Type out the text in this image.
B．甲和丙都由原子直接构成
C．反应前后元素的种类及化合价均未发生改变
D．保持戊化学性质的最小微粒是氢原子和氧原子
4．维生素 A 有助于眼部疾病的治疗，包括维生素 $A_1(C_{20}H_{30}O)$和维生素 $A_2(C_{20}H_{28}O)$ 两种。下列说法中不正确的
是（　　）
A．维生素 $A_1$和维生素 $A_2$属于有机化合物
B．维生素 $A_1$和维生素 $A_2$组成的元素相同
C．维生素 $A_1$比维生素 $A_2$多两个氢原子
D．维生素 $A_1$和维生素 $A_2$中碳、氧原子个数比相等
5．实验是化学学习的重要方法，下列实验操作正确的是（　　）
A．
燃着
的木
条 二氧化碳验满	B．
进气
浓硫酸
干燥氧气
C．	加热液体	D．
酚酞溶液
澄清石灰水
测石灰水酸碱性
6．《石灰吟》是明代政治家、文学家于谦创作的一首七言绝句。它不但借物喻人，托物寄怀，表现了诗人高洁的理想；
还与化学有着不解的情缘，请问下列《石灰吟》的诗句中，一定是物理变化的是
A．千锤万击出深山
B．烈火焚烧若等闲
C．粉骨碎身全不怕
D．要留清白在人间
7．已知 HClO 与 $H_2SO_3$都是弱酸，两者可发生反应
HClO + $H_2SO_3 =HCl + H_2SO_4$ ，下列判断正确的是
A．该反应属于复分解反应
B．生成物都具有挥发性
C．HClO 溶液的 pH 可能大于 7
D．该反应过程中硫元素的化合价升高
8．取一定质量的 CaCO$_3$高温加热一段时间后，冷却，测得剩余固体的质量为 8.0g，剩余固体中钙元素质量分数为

● EXERCISE TASK: Output the entries exactly.

● EXERCISE RESULT:
Type out the text in this image.
B．甲和丙都由原子直接构成
C．反应前后元素的种类及化合价均未发生改变
D．保持戊化学性质的最小微粒是氢原子和氧原子
4．维生素 A 有助于眼部疾病的治疗，包括维生素 $A_1(C_{20}H_{30}O)$和维生素 $A_2(C_{20}H_{28}O)$ 两种。下列说法中不正确的
是（　　）
A．维生素 $A_1$和维生素 $A_2$属于有机化合物
B．维生素 $A_1$和维生素 $A_2$组成的元素相同
C．维生素 $A_1$比维生素 $A_2$多两个氢原子
D．维生素 $A_1$和维生素 $A_2$中碳、氧原子个数比相等
5．实验是化学学习的重要方法，下列实验操作正确的是（　　）
A．
燃着
的木
条 二氧化碳验满	B．
进气
浓硫酸
干燥氧气
C．	加热液体	D．
酚酞溶液
澄清石灰水
测石灰水酸碱性
6．《石灰吟》是明代政治家、文学家于谦创作的一首七言绝句。它不但借物喻人，托物寄怀，表现了诗人高洁的理想；
还与化学有着不解的情缘，请问下列《石灰吟》的诗句中，一定是物理变化的是
A．千锤万击出深山
B．烈火焚烧若等闲
C．粉骨碎身全不怕
D．要留清白在人间
7．已知 HClO 与 $H_2SO_3$都是弱酸，两者可发生反应
HClO + $H_2SO_3 =HCl + H_2SO_4$ ，下列判断正确的是
A．该反应属于复分解反应
B．生成物都具有挥发性
C．HClO 溶液的 pH 可能大于 7
D．该反应过程中硫元素的化合价升高
8．取一定质量的 CaCO$_3$高温加热一段时间后，冷却，测得剩余固体的质量为 8.0g，剩余固体中钙元素质量分数为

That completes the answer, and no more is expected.